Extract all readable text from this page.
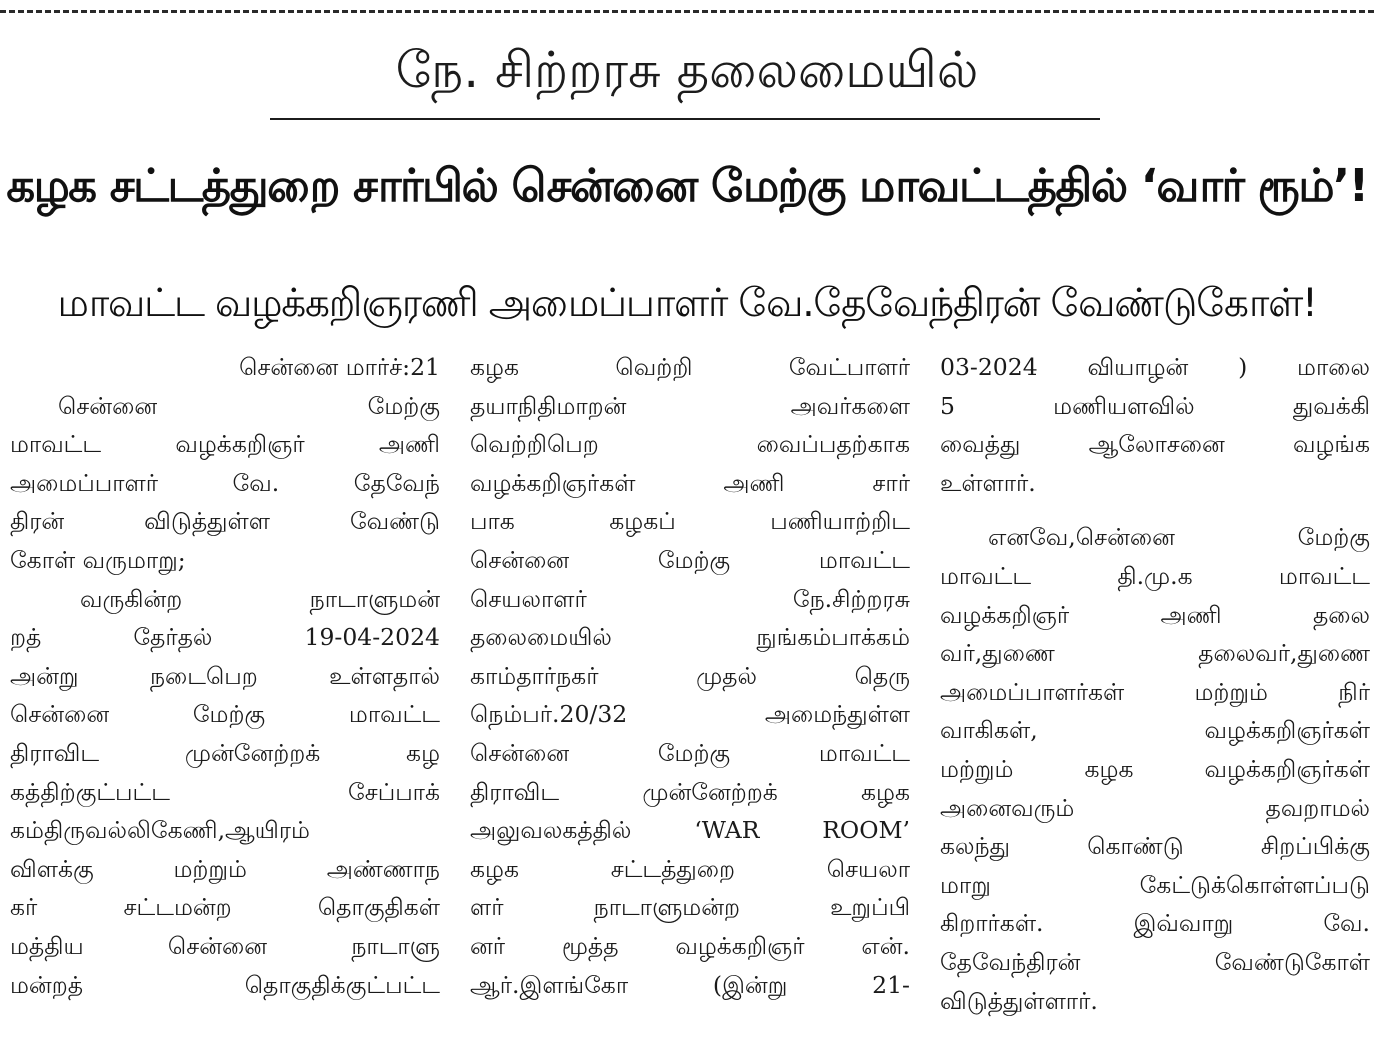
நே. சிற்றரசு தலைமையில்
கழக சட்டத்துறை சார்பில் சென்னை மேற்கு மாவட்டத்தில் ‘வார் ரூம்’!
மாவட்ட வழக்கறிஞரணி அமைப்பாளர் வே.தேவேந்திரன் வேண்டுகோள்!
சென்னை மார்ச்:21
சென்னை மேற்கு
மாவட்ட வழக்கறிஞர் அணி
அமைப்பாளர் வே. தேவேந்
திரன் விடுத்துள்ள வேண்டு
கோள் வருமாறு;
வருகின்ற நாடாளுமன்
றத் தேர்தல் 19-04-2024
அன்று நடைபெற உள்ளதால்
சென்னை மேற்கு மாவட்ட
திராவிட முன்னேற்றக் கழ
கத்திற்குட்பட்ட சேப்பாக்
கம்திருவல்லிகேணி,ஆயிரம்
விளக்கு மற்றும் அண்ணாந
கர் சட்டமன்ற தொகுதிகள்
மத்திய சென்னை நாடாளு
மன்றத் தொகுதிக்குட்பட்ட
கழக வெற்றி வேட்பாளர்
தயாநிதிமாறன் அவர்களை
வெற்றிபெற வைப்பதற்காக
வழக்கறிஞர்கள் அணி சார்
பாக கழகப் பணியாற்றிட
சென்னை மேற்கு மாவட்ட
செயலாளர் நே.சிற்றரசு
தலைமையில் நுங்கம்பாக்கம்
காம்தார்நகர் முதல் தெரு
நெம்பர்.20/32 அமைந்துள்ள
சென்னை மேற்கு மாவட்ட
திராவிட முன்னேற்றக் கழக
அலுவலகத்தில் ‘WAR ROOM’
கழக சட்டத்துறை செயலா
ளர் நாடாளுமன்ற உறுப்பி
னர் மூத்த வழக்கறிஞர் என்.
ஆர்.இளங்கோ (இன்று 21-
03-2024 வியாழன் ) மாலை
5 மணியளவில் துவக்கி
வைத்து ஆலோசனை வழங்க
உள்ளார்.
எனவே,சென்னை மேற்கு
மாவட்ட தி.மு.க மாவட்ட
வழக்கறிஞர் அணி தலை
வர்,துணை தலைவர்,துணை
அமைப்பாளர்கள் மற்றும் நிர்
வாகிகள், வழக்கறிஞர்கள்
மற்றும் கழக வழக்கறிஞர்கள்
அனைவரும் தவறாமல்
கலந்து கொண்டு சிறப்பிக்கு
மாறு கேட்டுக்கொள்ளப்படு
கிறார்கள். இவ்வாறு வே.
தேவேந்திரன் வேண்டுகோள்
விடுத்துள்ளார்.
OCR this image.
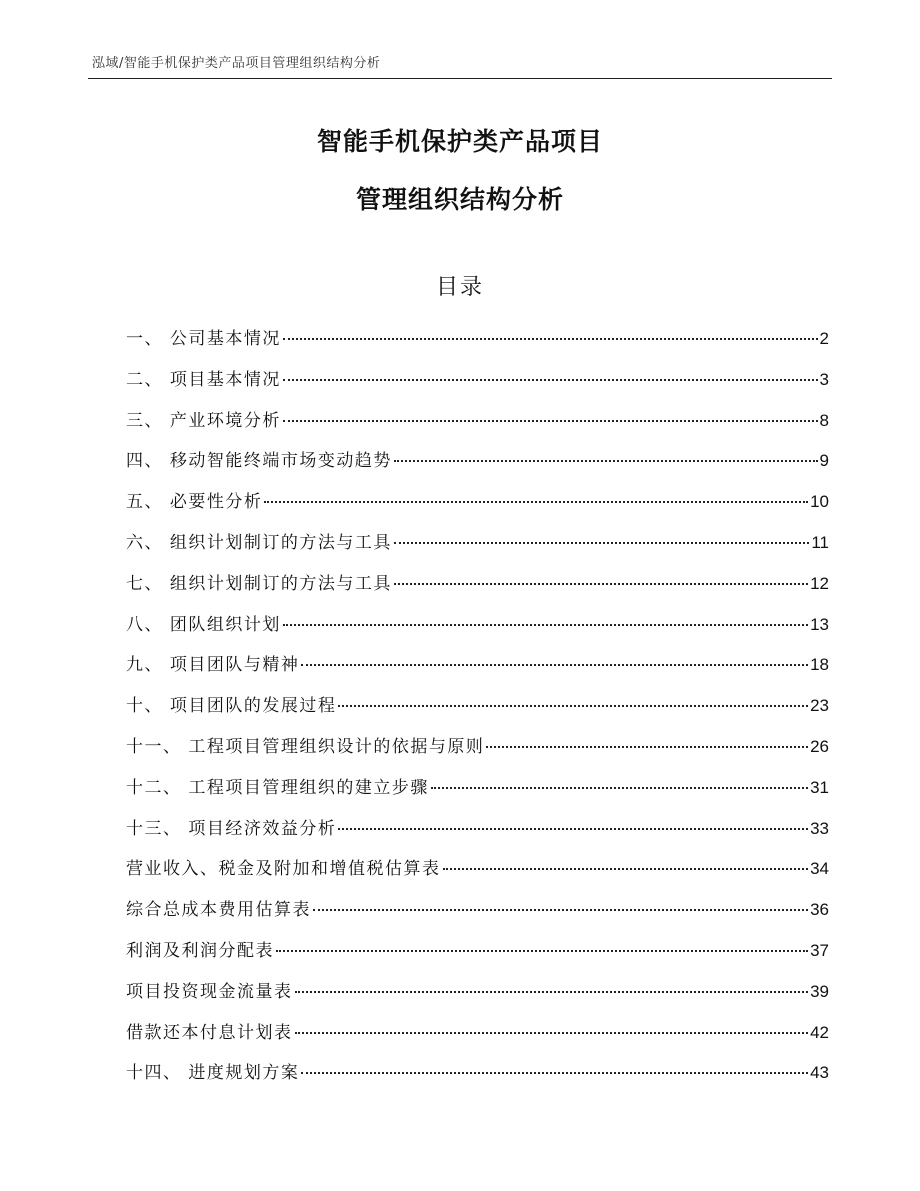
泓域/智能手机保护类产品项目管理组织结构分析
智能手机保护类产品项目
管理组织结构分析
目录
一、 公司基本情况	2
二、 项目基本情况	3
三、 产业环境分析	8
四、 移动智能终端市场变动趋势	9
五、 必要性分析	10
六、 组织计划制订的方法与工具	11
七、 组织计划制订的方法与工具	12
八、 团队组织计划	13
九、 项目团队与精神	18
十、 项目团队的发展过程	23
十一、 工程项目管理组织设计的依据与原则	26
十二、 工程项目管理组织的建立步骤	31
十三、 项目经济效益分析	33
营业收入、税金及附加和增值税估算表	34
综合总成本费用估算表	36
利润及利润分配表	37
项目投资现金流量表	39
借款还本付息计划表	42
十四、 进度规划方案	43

++++++++

• GIVEN INSTRUCTION: List the lines of the material in which the word "this" occurs.

• CORRECT RESULT:
Extract all readable text from this page.
OCR this image.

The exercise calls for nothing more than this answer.